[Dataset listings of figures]
________________________

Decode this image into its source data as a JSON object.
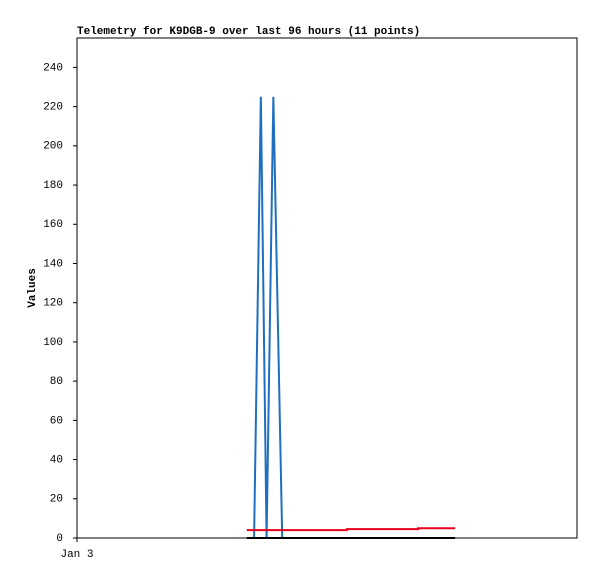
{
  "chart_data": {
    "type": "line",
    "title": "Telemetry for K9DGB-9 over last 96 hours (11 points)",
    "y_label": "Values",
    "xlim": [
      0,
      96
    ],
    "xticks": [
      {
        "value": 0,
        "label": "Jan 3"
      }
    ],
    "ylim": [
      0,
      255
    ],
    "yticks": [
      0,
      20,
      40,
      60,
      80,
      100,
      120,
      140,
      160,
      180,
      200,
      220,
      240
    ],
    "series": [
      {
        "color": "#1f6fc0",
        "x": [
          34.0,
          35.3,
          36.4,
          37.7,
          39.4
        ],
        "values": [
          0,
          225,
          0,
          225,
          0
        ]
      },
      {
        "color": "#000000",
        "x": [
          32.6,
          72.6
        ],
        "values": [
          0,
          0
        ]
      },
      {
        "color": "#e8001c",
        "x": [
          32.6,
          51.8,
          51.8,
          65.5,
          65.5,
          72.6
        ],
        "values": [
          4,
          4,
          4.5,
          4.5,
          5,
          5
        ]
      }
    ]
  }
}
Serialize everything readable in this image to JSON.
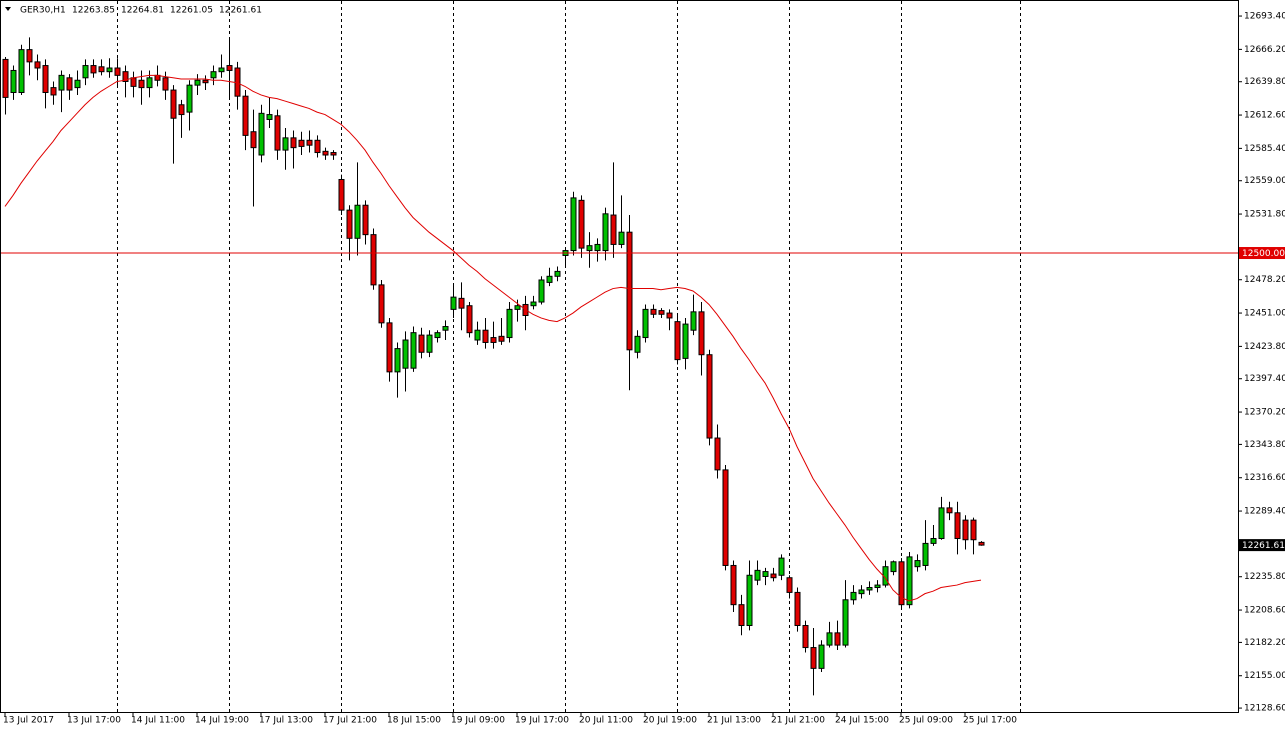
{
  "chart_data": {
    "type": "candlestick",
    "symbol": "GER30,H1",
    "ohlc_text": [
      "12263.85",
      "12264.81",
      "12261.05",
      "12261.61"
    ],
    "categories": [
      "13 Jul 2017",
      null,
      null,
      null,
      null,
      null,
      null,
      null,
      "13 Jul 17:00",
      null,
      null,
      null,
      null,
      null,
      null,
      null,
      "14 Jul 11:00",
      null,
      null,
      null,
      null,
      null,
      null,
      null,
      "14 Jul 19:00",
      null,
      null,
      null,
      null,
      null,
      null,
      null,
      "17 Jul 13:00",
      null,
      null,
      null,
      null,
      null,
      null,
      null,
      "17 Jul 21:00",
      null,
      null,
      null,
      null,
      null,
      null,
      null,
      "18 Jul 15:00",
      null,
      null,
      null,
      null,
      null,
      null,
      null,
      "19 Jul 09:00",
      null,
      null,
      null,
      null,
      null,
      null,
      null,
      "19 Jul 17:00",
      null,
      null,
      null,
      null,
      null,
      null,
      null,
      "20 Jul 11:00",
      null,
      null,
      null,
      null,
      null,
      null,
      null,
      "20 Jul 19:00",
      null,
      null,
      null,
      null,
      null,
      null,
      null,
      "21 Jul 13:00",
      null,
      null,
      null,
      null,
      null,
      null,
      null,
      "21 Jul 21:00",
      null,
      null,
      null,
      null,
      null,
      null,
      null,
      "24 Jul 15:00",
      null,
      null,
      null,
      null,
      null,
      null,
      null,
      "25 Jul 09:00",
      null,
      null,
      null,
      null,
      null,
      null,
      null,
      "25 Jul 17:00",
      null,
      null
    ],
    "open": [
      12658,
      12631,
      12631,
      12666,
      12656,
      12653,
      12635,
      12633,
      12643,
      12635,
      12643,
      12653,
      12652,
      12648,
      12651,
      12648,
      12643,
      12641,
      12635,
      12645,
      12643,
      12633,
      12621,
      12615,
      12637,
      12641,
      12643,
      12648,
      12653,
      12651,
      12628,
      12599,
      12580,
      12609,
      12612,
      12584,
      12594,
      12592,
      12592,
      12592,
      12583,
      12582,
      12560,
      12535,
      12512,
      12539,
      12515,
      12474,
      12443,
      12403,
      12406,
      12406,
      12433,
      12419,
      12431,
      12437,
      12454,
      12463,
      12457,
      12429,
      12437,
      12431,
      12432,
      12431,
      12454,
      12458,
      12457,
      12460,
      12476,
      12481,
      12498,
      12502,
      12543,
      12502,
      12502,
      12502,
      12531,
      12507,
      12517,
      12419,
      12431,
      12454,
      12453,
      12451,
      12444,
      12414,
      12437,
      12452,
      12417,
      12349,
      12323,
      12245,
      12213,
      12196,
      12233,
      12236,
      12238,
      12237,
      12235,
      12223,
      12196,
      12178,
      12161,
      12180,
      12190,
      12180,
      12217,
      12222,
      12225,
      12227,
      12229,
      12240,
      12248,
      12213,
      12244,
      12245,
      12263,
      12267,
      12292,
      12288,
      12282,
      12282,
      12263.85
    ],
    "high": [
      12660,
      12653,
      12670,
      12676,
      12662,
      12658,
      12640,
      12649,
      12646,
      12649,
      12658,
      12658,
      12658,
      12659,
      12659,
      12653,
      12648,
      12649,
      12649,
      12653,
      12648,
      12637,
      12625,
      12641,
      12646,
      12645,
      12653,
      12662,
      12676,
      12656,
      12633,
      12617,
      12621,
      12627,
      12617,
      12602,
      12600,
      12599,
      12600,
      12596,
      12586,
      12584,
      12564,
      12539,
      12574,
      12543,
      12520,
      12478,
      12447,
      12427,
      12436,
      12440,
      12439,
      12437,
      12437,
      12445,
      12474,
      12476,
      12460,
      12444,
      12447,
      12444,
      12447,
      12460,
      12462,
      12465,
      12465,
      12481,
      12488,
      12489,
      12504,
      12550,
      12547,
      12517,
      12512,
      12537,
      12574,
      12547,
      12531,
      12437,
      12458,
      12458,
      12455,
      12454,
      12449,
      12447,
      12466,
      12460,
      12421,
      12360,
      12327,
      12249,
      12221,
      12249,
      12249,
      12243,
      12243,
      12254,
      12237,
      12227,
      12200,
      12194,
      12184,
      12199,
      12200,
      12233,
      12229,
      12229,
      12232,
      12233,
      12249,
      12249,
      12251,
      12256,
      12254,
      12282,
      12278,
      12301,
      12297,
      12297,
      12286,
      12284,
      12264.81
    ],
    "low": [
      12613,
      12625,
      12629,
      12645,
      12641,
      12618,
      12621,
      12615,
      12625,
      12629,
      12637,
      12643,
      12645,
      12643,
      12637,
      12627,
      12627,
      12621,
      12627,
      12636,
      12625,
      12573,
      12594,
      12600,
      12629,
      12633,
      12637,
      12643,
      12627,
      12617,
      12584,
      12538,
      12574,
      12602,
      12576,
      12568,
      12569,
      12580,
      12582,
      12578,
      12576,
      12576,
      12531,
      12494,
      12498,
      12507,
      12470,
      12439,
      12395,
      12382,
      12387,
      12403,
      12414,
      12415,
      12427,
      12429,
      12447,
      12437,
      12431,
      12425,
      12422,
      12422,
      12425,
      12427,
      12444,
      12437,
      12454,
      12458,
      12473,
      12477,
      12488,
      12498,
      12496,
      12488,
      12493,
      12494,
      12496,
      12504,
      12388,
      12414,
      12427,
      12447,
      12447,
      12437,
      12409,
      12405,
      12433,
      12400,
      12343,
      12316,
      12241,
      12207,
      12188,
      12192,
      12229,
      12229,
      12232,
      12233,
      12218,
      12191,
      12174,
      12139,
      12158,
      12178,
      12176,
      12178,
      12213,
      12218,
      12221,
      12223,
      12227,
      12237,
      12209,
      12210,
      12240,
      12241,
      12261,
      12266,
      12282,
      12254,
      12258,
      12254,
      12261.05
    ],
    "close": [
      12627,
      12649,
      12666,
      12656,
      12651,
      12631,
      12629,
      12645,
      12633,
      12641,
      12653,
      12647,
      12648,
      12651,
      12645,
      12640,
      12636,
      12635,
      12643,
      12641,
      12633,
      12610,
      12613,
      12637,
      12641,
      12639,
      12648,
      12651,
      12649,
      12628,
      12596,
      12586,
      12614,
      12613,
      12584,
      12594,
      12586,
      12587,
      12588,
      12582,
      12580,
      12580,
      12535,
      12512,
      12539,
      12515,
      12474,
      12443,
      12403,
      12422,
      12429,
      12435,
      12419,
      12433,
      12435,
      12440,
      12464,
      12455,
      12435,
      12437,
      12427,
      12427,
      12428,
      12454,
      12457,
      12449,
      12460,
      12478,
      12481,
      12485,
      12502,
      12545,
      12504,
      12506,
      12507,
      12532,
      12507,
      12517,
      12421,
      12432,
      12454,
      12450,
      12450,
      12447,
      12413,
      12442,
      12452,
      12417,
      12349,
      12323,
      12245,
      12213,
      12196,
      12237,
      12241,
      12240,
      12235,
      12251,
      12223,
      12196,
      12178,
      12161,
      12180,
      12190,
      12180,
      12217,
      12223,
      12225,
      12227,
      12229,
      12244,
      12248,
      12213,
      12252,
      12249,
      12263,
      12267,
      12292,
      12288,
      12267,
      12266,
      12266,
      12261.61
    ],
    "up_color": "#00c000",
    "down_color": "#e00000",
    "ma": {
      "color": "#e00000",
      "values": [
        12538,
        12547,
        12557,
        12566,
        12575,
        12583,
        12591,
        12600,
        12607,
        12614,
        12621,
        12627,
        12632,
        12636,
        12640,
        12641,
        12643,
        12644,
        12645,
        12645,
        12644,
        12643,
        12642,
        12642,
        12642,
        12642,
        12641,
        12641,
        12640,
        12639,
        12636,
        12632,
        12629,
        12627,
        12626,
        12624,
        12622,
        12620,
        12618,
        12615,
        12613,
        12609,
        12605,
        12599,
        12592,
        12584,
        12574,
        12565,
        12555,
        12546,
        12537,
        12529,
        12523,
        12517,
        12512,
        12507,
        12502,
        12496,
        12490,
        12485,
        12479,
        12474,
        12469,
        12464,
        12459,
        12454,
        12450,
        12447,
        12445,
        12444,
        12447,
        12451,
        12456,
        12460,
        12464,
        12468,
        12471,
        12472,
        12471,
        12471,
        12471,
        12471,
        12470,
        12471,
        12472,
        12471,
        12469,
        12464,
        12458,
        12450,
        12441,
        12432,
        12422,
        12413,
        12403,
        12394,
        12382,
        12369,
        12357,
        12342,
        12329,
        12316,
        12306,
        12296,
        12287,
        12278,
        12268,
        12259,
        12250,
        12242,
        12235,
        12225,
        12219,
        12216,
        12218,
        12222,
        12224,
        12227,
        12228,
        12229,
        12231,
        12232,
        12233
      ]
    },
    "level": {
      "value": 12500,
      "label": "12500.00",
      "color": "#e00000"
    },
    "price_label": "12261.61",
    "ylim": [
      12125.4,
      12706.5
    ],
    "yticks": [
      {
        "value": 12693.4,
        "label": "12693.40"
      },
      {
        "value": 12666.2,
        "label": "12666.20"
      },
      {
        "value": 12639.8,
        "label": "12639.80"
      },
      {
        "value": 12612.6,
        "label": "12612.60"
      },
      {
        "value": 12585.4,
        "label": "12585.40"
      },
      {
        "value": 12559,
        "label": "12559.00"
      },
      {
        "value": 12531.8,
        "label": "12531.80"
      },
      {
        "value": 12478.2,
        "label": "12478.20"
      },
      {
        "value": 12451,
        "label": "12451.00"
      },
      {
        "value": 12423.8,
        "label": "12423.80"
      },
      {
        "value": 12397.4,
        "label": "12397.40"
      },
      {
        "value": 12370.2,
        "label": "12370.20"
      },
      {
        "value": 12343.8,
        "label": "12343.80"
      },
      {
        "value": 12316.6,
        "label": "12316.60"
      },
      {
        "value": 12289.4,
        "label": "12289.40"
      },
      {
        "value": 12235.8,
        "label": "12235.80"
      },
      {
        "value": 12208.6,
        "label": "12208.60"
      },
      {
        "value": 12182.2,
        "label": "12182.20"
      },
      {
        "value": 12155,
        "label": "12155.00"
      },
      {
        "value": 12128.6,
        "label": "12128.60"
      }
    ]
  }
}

________________________

What is being asked.
All lines that include "this" are to be gathered and copied.

Problem solution.
Decode this image into its source data as a JSON object.
Serialize everything readable in this image to JSON.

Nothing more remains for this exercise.